Can you give all the records again without altering a single character?

(Extracted records)

+++

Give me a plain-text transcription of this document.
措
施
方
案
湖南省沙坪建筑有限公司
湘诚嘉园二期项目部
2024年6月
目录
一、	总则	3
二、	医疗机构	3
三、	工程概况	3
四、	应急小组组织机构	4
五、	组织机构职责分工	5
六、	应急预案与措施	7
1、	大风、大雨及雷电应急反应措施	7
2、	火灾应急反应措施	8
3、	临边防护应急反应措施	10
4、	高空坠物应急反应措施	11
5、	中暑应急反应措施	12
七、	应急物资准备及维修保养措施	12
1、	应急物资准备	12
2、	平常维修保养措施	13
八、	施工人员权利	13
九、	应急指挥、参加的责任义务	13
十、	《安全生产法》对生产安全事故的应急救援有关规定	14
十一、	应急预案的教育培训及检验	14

+++

● Result of this task:
Give me a plain-text transcription of this document.
措
施
方
案
湖南省沙坪建筑有限公司
湘诚嘉园二期项目部
2024年6月
目录
一、	总则	3
二、	医疗机构	3
三、	工程概况	3
四、	应急小组组织机构	4
五、	组织机构职责分工	5
六、	应急预案与措施	7
1、	大风、大雨及雷电应急反应措施	7
2、	火灾应急反应措施	8
3、	临边防护应急反应措施	10
4、	高空坠物应急反应措施	11
5、	中暑应急反应措施	12
七、	应急物资准备及维修保养措施	12
1、	应急物资准备	12
2、	平常维修保养措施	13
八、	施工人员权利	13
九、	应急指挥、参加的责任义务	13
十、	《安全生产法》对生产安全事故的应急救援有关规定	14
十一、	应急预案的教育培训及检验	14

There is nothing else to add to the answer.